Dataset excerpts
— START —
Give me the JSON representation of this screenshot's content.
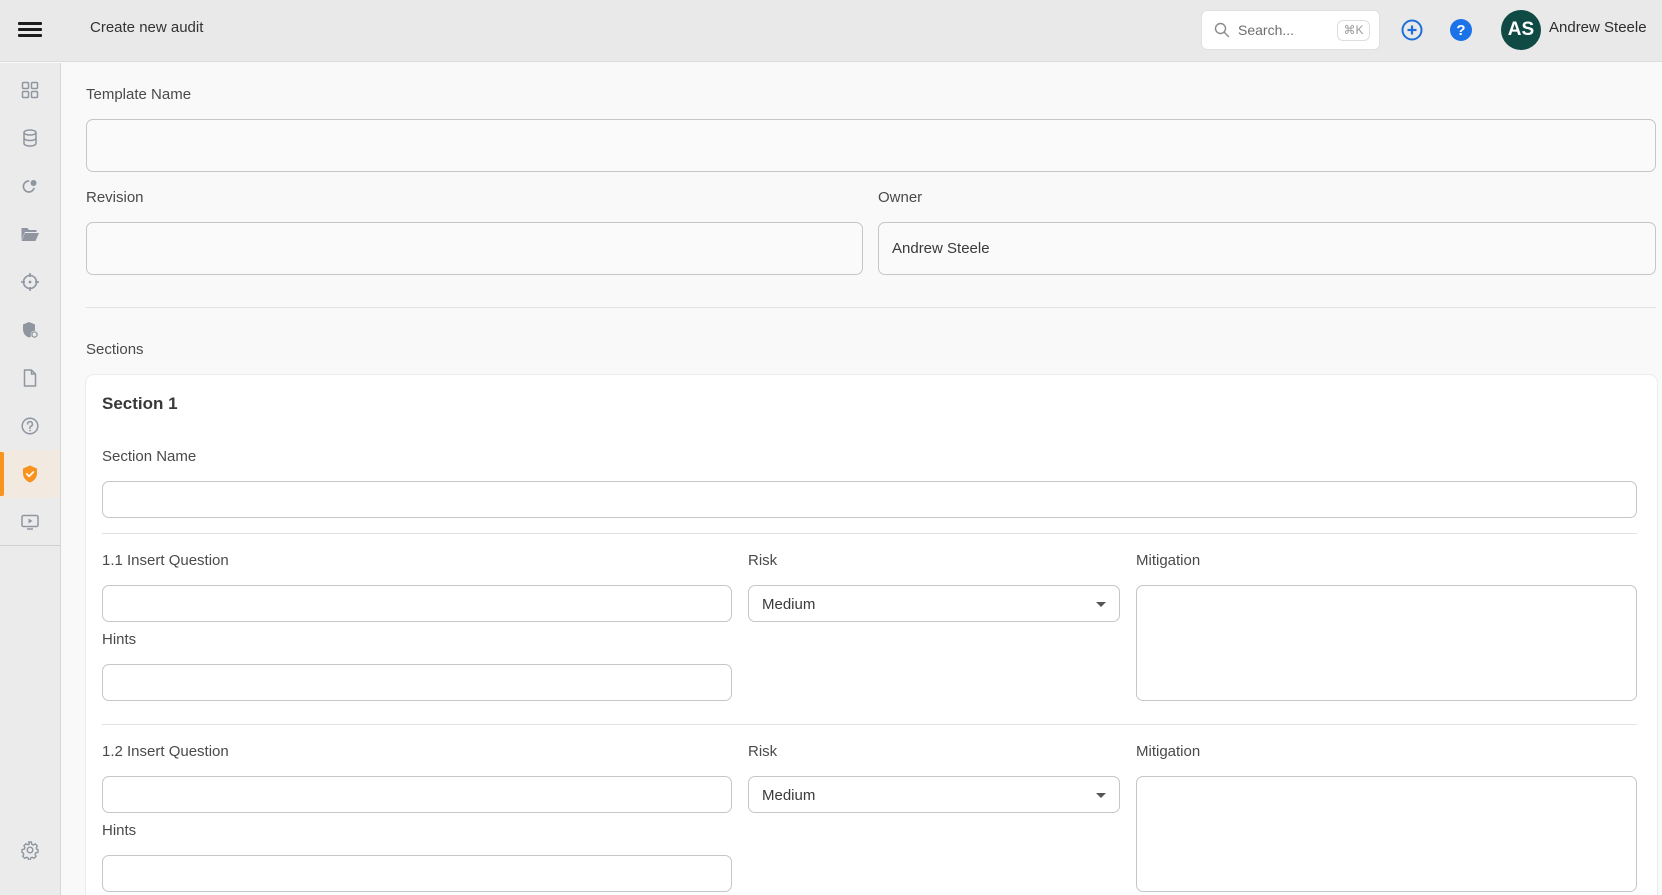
{
  "header": {
    "title": "Create new audit",
    "search_placeholder": "Search...",
    "search_shortcut": "⌘K",
    "user_initials": "AS",
    "user_name": "Andrew Steele",
    "colors": {
      "add": "#1e6fd9",
      "help": "#1a73e8",
      "avatar_bg": "#0f4a44"
    }
  },
  "sidebar": {
    "active_color": "#f7931e",
    "items": [
      {
        "name": "dashboard",
        "icon": "grid-icon"
      },
      {
        "name": "database",
        "icon": "database-icon"
      },
      {
        "name": "activity",
        "icon": "refresh-dot-icon"
      },
      {
        "name": "documents-folder",
        "icon": "folder-open-icon"
      },
      {
        "name": "target",
        "icon": "crosshair-icon"
      },
      {
        "name": "security-settings",
        "icon": "shield-gear-icon"
      },
      {
        "name": "files",
        "icon": "file-icon"
      },
      {
        "name": "help",
        "icon": "question-circle-icon"
      },
      {
        "name": "audits",
        "icon": "shield-check-icon",
        "active": true
      },
      {
        "name": "media",
        "icon": "presentation-play-icon"
      }
    ],
    "settings_icon": "gear-icon"
  },
  "form": {
    "template_name": {
      "label": "Template Name",
      "value": ""
    },
    "revision": {
      "label": "Revision",
      "value": ""
    },
    "owner": {
      "label": "Owner",
      "value": "Andrew Steele"
    },
    "sections_label": "Sections",
    "sections": [
      {
        "title": "Section 1",
        "name_label": "Section Name",
        "name_value": "",
        "questions": [
          {
            "question_label": "1.1 Insert Question",
            "question_value": "",
            "hints_label": "Hints",
            "hints_value": "",
            "risk_label": "Risk",
            "risk_value": "Medium",
            "mitigation_label": "Mitigation",
            "mitigation_value": ""
          },
          {
            "question_label": "1.2 Insert Question",
            "question_value": "",
            "hints_label": "Hints",
            "hints_value": "",
            "risk_label": "Risk",
            "risk_value": "Medium",
            "mitigation_label": "Mitigation",
            "mitigation_value": ""
          }
        ]
      }
    ]
  }
}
— END —
__TASK__. Repeat all the data as it stands, dropping any images it holds.

__FULL SOLUTION__.
Give me the JSON representation of this screenshot's content.
{
  "header": {
    "title": "Create new audit",
    "search_placeholder": "Search...",
    "search_shortcut": "⌘K",
    "user_initials": "AS",
    "user_name": "Andrew Steele",
    "colors": {
      "add": "#1e6fd9",
      "help": "#1a73e8",
      "avatar_bg": "#0f4a44"
    }
  },
  "sidebar": {
    "active_color": "#f7931e",
    "items": [
      {
        "name": "dashboard",
        "icon": "grid-icon"
      },
      {
        "name": "database",
        "icon": "database-icon"
      },
      {
        "name": "activity",
        "icon": "refresh-dot-icon"
      },
      {
        "name": "documents-folder",
        "icon": "folder-open-icon"
      },
      {
        "name": "target",
        "icon": "crosshair-icon"
      },
      {
        "name": "security-settings",
        "icon": "shield-gear-icon"
      },
      {
        "name": "files",
        "icon": "file-icon"
      },
      {
        "name": "help",
        "icon": "question-circle-icon"
      },
      {
        "name": "audits",
        "icon": "shield-check-icon",
        "active": true
      },
      {
        "name": "media",
        "icon": "presentation-play-icon"
      }
    ],
    "settings_icon": "gear-icon"
  },
  "form": {
    "template_name": {
      "label": "Template Name",
      "value": ""
    },
    "revision": {
      "label": "Revision",
      "value": ""
    },
    "owner": {
      "label": "Owner",
      "value": "Andrew Steele"
    },
    "sections_label": "Sections",
    "sections": [
      {
        "title": "Section 1",
        "name_label": "Section Name",
        "name_value": "",
        "questions": [
          {
            "question_label": "1.1 Insert Question",
            "question_value": "",
            "hints_label": "Hints",
            "hints_value": "",
            "risk_label": "Risk",
            "risk_value": "Medium",
            "mitigation_label": "Mitigation",
            "mitigation_value": ""
          },
          {
            "question_label": "1.2 Insert Question",
            "question_value": "",
            "hints_label": "Hints",
            "hints_value": "",
            "risk_label": "Risk",
            "risk_value": "Medium",
            "mitigation_label": "Mitigation",
            "mitigation_value": ""
          }
        ]
      }
    ]
  }
}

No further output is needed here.